## Set problem
Filter the rows below and copy out each one that contains the string "tool", leaving it unchanged.

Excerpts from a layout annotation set

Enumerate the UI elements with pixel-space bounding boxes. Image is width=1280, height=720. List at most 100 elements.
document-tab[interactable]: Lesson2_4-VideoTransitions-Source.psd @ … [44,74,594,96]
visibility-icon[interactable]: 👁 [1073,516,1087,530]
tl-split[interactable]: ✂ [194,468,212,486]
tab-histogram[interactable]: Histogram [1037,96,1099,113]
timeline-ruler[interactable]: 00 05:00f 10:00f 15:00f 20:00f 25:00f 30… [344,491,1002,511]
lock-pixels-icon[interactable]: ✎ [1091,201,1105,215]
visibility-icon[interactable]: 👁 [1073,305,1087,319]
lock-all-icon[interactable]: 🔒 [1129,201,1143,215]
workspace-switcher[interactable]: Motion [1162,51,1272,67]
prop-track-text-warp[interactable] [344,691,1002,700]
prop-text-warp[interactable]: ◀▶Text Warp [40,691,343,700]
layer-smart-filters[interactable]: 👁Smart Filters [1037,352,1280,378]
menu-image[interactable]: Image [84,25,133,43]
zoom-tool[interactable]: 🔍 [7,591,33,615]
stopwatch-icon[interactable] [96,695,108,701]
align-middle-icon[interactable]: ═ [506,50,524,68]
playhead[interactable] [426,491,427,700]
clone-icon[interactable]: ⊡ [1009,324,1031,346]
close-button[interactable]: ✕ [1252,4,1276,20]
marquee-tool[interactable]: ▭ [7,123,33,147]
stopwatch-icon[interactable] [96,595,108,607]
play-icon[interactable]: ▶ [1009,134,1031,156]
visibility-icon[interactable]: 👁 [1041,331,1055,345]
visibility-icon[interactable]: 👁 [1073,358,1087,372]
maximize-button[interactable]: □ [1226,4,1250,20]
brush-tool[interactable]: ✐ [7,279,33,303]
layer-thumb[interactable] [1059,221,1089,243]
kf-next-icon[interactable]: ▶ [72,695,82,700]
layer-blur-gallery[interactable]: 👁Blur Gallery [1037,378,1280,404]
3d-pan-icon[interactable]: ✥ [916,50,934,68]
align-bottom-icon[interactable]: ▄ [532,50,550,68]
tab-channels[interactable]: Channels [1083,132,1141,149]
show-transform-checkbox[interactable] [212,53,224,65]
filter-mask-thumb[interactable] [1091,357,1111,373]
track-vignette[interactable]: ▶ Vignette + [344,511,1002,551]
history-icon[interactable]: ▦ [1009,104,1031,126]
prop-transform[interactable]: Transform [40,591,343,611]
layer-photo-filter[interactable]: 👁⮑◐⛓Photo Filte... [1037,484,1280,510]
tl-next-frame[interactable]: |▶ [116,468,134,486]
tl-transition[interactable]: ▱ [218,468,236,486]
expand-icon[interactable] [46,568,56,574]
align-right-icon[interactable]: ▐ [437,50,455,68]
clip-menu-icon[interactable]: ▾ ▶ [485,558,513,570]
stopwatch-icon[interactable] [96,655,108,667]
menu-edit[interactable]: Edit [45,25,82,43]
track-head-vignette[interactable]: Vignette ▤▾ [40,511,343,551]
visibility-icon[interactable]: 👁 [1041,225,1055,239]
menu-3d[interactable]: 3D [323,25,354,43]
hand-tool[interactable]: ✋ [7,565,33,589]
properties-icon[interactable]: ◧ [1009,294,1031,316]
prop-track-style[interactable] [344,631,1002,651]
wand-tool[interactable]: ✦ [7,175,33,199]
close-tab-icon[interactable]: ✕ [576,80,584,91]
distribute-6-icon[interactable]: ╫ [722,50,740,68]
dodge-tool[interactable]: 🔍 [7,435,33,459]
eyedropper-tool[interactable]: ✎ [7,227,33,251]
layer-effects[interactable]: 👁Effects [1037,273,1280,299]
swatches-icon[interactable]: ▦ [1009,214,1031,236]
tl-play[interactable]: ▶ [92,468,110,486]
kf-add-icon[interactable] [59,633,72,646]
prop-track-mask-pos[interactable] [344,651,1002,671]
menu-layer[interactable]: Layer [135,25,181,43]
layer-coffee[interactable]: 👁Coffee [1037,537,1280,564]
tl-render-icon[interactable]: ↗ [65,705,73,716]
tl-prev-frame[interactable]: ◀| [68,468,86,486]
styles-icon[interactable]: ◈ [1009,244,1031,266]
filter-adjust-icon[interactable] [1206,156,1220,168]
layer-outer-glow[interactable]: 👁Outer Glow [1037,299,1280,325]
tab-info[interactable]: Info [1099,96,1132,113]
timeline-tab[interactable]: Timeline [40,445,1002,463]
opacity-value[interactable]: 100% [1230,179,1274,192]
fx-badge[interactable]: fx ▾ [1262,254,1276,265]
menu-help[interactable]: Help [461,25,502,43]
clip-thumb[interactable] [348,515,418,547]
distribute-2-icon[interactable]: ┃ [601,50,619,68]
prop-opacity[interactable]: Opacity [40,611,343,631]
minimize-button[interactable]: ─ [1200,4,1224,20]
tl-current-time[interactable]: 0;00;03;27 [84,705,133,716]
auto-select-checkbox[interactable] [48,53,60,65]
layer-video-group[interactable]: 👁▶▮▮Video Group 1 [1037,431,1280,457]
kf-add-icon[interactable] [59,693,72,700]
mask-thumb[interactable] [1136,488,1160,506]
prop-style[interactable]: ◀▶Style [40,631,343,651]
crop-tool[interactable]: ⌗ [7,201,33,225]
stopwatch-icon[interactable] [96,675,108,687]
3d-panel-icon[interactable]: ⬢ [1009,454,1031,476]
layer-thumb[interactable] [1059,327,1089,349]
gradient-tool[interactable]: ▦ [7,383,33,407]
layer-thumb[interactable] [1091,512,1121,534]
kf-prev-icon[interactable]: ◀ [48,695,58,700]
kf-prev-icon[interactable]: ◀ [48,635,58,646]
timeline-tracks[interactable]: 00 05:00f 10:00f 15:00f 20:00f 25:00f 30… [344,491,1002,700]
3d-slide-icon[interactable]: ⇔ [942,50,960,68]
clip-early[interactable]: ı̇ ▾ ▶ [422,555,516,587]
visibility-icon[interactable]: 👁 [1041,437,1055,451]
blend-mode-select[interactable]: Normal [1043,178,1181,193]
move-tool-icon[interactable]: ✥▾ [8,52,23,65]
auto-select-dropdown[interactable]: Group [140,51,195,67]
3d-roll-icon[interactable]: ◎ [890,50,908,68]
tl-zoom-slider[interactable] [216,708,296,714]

## Output
zoom-tool[interactable]: 🔍 [7,591,33,615]
marquee-tool[interactable]: ▭ [7,123,33,147]
brush-tool[interactable]: ✐ [7,279,33,303]
hand-tool[interactable]: ✋ [7,565,33,589]
wand-tool[interactable]: ✦ [7,175,33,199]
dodge-tool[interactable]: 🔍 [7,435,33,459]
eyedropper-tool[interactable]: ✎ [7,227,33,251]
crop-tool[interactable]: ⌗ [7,201,33,225]
gradient-tool[interactable]: ▦ [7,383,33,407]
move-tool-icon[interactable]: ✥▾ [8,52,23,65]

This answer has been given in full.